↓

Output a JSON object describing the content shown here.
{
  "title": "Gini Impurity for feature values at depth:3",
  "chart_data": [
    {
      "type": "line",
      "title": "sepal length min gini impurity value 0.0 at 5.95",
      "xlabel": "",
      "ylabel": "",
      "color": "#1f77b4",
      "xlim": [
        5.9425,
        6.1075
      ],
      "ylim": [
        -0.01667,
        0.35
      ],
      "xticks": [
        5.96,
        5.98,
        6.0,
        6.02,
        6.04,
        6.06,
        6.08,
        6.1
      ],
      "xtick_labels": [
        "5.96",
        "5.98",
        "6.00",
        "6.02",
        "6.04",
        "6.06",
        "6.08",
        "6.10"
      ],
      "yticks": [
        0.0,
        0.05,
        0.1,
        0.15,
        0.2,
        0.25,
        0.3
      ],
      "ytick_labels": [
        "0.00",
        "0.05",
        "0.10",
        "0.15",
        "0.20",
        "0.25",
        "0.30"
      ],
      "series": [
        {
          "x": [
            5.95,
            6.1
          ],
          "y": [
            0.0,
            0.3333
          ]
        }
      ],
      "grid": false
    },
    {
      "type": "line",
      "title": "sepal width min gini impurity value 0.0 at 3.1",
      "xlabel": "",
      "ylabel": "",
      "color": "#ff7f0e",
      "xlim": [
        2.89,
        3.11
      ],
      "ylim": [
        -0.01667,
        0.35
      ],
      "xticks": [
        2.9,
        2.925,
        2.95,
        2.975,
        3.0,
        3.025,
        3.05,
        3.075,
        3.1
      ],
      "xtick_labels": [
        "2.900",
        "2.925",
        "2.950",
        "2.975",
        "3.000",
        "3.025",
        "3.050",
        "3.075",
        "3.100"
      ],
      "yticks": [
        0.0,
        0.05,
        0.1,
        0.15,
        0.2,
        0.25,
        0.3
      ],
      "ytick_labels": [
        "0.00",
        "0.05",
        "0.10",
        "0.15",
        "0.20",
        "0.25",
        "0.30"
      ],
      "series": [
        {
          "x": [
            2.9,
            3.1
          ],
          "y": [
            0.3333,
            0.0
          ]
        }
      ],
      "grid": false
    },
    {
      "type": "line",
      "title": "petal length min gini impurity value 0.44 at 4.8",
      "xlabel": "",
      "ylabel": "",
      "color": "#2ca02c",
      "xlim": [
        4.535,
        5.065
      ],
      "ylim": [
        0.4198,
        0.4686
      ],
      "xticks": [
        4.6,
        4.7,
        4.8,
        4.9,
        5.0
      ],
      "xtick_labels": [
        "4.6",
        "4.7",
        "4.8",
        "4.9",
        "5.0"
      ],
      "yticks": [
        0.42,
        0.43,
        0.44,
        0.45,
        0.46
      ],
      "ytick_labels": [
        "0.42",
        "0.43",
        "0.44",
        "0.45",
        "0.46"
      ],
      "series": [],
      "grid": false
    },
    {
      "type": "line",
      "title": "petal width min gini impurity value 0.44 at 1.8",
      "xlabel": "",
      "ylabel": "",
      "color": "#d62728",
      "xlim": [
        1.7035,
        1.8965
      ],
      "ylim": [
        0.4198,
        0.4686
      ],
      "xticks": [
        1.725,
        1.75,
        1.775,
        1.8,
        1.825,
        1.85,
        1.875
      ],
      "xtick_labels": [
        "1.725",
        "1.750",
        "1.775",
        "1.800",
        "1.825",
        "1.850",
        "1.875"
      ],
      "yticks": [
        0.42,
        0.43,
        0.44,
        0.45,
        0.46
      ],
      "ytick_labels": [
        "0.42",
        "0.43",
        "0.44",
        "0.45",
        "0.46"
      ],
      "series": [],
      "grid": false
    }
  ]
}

↑

Each line with the string "sepal" in it needs to be found and copied.

      "title": "sepal length min gini impurity value 0.0 at 5.95",
      "title": "sepal width min gini impurity value 0.0 at 3.1",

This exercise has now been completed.